Start of Record extracts

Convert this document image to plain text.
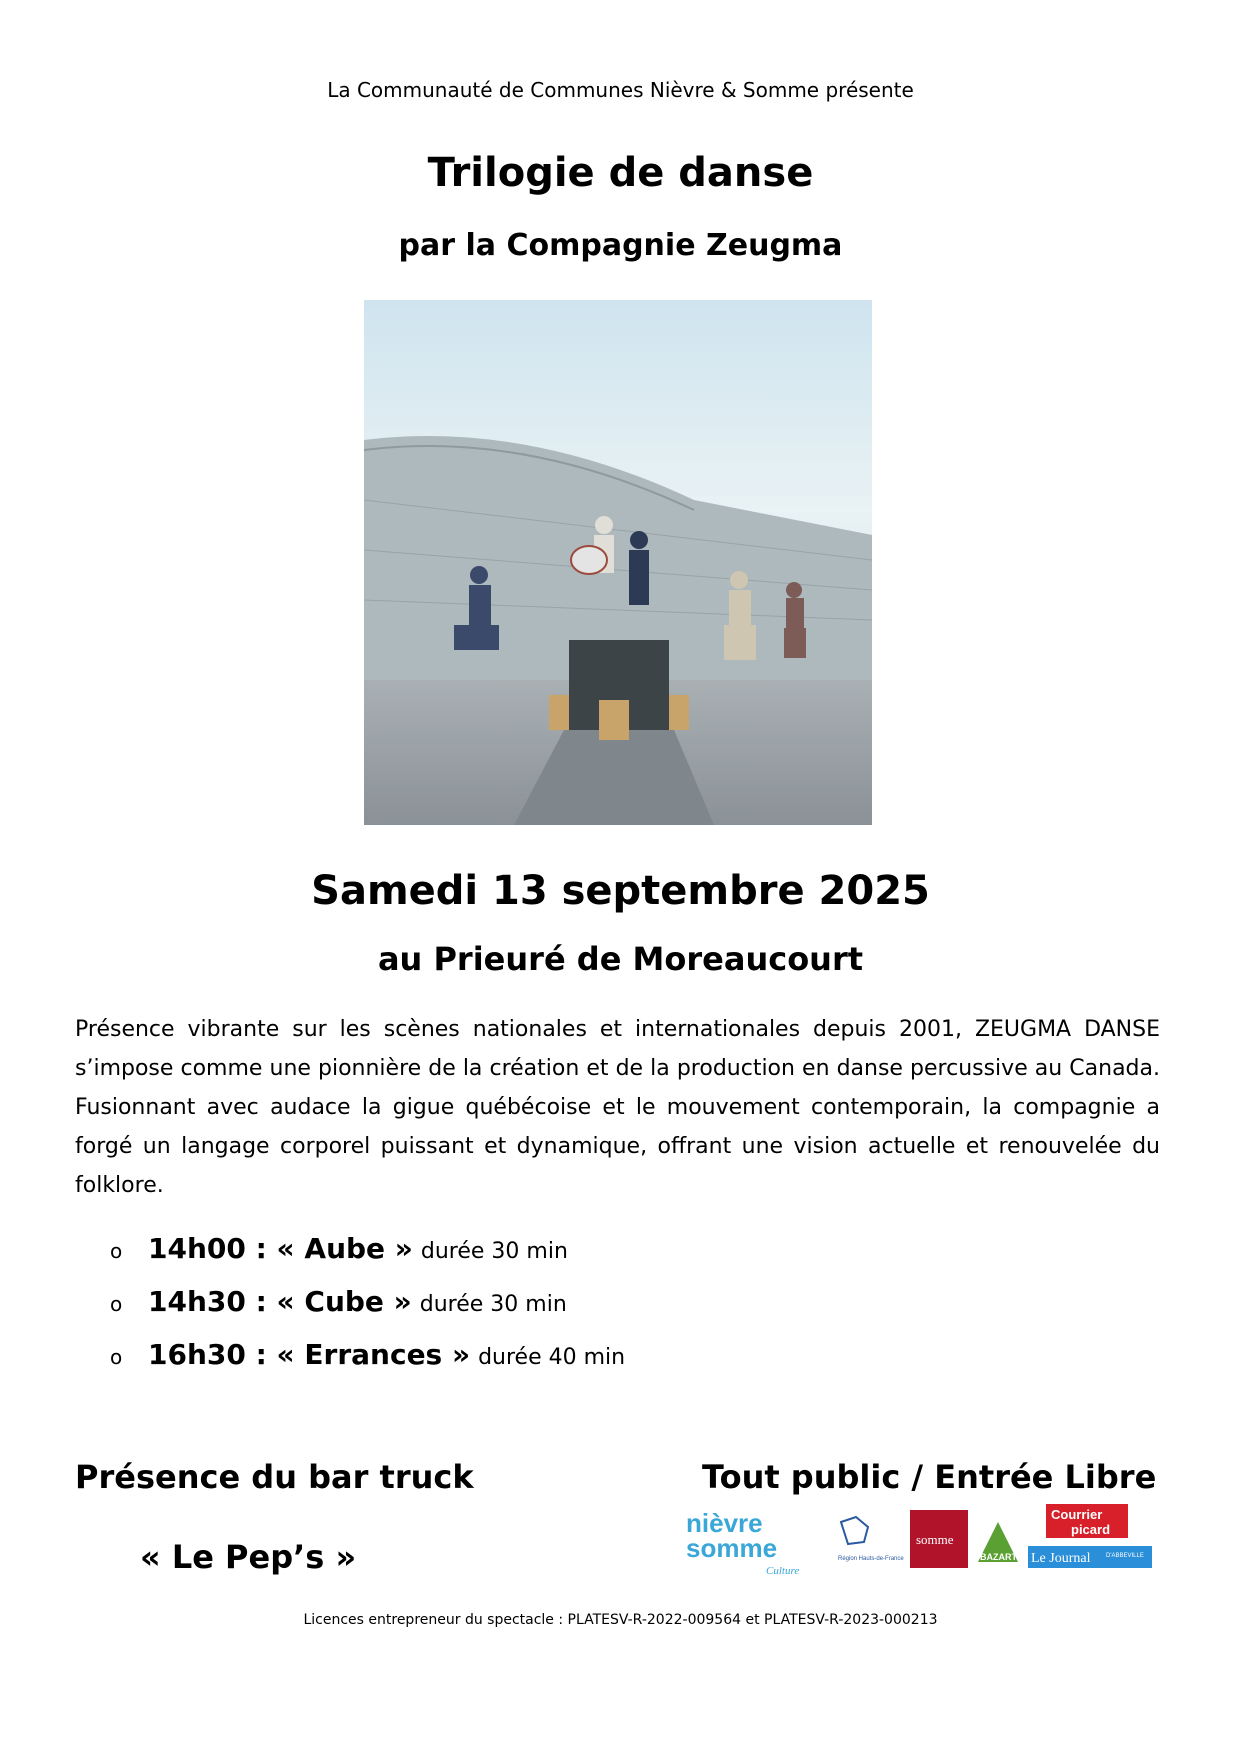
La Communauté de Communes Nièvre & Somme présente
Trilogie de danse
par la Compagnie Zeugma
Samedi 13 septembre 2025
au Prieuré de Moreaucourt
Présence vibrante sur les scènes nationales et internationales depuis 2001, ZEUGMA DANSE s’impose comme une pionnière de la création et de la production en danse percussive au Canada. Fusionnant avec audace la gigue québécoise et le mouvement contemporain, la compagnie a forgé un langage corporel puissant et dynamique, offrant une vision actuelle et renouvelée du folklore.
o 14h00 : « Aube » durée 30 min
o 14h30 : « Cube » durée 30 min
o 16h30 : « Errances » durée 40 min
Présence du bar truck
« Le Pep’s »
Tout public / Entrée Libre
nièvre
somme
Culture
Région Hauts-de-France
somme
BAZART
Courrier
picard
Le Journal	D'ABBEVILLE
Licences entrepreneur du spectacle : PLATESV-R-2022-009564 et PLATESV-R-2023-000213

End of Record extracts

[Work to do]:
Gather all lines with the string "durée" from the data.

[Worked solution]:
o 14h00 : « Aube » durée 30 min
o 14h30 : « Cube » durée 30 min
o 16h30 : « Errances » durée 40 min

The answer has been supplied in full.